■ **INSTRUCTIONS TO FOLLOW**
Leave every picture out, and write out the remaining entries exactly.

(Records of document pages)
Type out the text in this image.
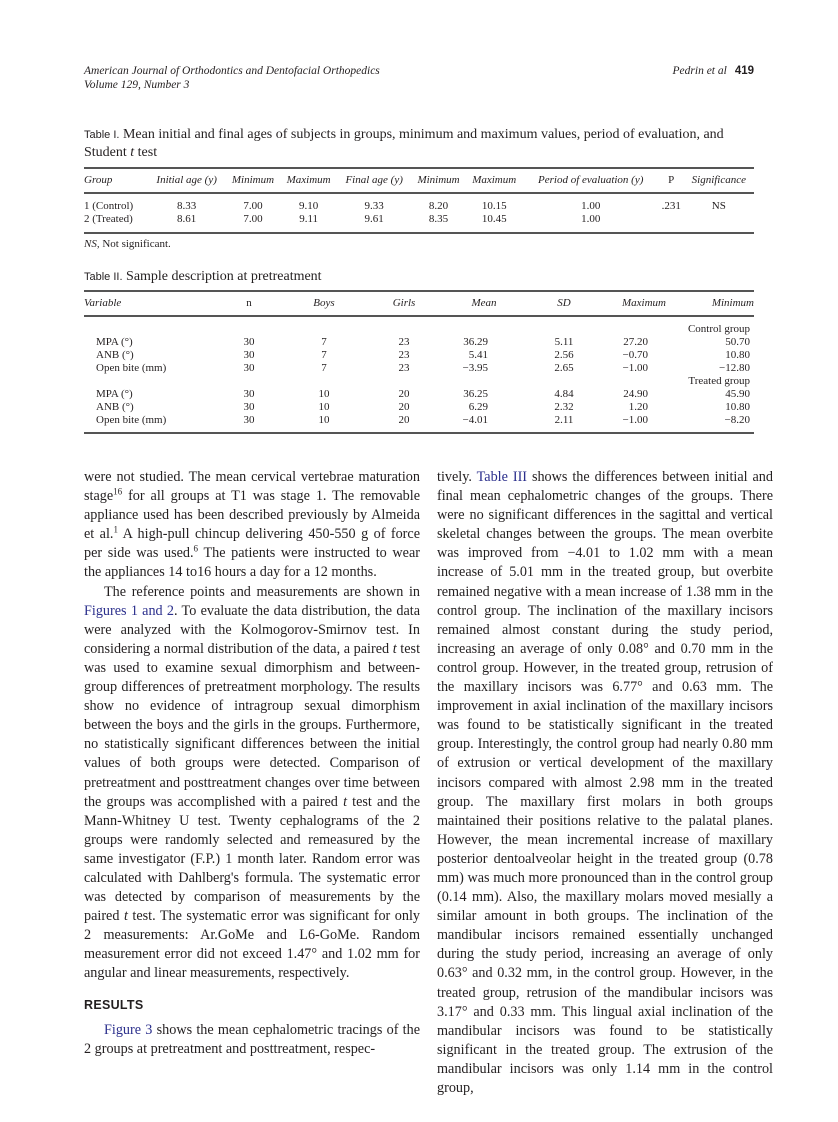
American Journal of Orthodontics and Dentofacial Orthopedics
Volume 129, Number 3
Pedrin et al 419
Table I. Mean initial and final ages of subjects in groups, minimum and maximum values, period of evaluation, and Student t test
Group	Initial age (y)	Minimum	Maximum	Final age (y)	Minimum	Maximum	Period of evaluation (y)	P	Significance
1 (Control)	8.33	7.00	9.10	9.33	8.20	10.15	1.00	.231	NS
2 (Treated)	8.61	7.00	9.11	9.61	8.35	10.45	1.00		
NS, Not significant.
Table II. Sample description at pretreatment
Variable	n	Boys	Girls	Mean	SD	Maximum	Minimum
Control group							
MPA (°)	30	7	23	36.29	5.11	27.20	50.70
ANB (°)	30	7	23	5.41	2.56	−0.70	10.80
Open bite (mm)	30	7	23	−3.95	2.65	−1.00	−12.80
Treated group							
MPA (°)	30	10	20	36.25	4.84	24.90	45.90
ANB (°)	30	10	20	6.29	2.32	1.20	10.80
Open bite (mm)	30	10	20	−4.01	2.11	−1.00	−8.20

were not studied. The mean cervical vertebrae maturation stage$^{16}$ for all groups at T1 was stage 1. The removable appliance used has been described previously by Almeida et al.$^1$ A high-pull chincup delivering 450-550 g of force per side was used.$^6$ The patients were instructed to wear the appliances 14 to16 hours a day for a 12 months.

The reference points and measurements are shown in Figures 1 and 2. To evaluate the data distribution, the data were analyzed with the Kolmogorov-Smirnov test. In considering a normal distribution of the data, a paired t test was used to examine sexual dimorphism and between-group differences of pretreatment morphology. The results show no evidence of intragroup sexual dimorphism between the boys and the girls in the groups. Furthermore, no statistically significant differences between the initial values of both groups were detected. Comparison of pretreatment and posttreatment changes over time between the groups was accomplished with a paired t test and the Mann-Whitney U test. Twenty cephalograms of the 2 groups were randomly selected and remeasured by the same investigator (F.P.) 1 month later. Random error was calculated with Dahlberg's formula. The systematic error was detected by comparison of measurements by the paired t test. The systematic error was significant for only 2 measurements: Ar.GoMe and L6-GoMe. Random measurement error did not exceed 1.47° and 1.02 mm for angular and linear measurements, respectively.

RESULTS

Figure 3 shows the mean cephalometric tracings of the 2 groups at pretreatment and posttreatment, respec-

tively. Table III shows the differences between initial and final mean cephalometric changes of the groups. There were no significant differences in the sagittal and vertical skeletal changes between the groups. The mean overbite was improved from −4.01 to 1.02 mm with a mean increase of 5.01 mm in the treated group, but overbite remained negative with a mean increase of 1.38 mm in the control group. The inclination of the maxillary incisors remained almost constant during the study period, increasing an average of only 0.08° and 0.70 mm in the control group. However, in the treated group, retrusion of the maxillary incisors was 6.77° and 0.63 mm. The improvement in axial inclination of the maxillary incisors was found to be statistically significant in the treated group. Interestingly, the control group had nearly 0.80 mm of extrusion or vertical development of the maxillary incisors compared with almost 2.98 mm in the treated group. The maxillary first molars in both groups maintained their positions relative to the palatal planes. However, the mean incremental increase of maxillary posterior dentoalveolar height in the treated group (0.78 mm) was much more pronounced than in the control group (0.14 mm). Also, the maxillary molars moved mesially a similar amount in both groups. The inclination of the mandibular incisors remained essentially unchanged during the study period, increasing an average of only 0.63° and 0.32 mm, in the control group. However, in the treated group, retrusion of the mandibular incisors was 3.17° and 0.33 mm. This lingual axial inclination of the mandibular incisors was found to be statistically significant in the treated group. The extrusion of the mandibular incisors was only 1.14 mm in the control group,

■ **ANSWER BOX**
Type out the text in this image.
American Journal of Orthodontics and Dentofacial Orthopedics
Volume 129, Number 3
Pedrin et al 419
Table I. Mean initial and final ages of subjects in groups, minimum and maximum values, period of evaluation, and Student t test
Group	Initial age (y)	Minimum	Maximum	Final age (y)	Minimum	Maximum	Period of evaluation (y)	P	Significance
1 (Control)	8.33	7.00	9.10	9.33	8.20	10.15	1.00	.231	NS
2 (Treated)	8.61	7.00	9.11	9.61	8.35	10.45	1.00		
NS, Not significant.
Table II. Sample description at pretreatment
Variable	n	Boys	Girls	Mean	SD	Maximum	Minimum
Control group							
MPA (°)	30	7	23	36.29	5.11	27.20	50.70
ANB (°)	30	7	23	5.41	2.56	−0.70	10.80
Open bite (mm)	30	7	23	−3.95	2.65	−1.00	−12.80
Treated group							
MPA (°)	30	10	20	36.25	4.84	24.90	45.90
ANB (°)	30	10	20	6.29	2.32	1.20	10.80
Open bite (mm)	30	10	20	−4.01	2.11	−1.00	−8.20

were not studied. The mean cervical vertebrae maturation stage$^{16}$ for all groups at T1 was stage 1. The removable appliance used has been described previously by Almeida et al.$^1$ A high-pull chincup delivering 450-550 g of force per side was used.$^6$ The patients were instructed to wear the appliances 14 to16 hours a day for a 12 months.

The reference points and measurements are shown in Figures 1 and 2. To evaluate the data distribution, the data were analyzed with the Kolmogorov-Smirnov test. In considering a normal distribution of the data, a paired t test was used to examine sexual dimorphism and between-group differences of pretreatment morphology. The results show no evidence of intragroup sexual dimorphism between the boys and the girls in the groups. Furthermore, no statistically significant differences between the initial values of both groups were detected. Comparison of pretreatment and posttreatment changes over time between the groups was accomplished with a paired t test and the Mann-Whitney U test. Twenty cephalograms of the 2 groups were randomly selected and remeasured by the same investigator (F.P.) 1 month later. Random error was calculated with Dahlberg's formula. The systematic error was detected by comparison of measurements by the paired t test. The systematic error was significant for only 2 measurements: Ar.GoMe and L6-GoMe. Random measurement error did not exceed 1.47° and 1.02 mm for angular and linear measurements, respectively.

RESULTS

Figure 3 shows the mean cephalometric tracings of the 2 groups at pretreatment and posttreatment, respec-

tively. Table III shows the differences between initial and final mean cephalometric changes of the groups. There were no significant differences in the sagittal and vertical skeletal changes between the groups. The mean overbite was improved from −4.01 to 1.02 mm with a mean increase of 5.01 mm in the treated group, but overbite remained negative with a mean increase of 1.38 mm in the control group. The inclination of the maxillary incisors remained almost constant during the study period, increasing an average of only 0.08° and 0.70 mm in the control group. However, in the treated group, retrusion of the maxillary incisors was 6.77° and 0.63 mm. The improvement in axial inclination of the maxillary incisors was found to be statistically significant in the treated group. Interestingly, the control group had nearly 0.80 mm of extrusion or vertical development of the maxillary incisors compared with almost 2.98 mm in the treated group. The maxillary first molars in both groups maintained their positions relative to the palatal planes. However, the mean incremental increase of maxillary posterior dentoalveolar height in the treated group (0.78 mm) was much more pronounced than in the control group (0.14 mm). Also, the maxillary molars moved mesially a similar amount in both groups. The inclination of the mandibular incisors remained essentially unchanged during the study period, increasing an average of only 0.63° and 0.32 mm, in the control group. However, in the treated group, retrusion of the mandibular incisors was 3.17° and 0.33 mm. This lingual axial inclination of the mandibular incisors was found to be statistically significant in the treated group. The extrusion of the mandibular incisors was only 1.14 mm in the control group,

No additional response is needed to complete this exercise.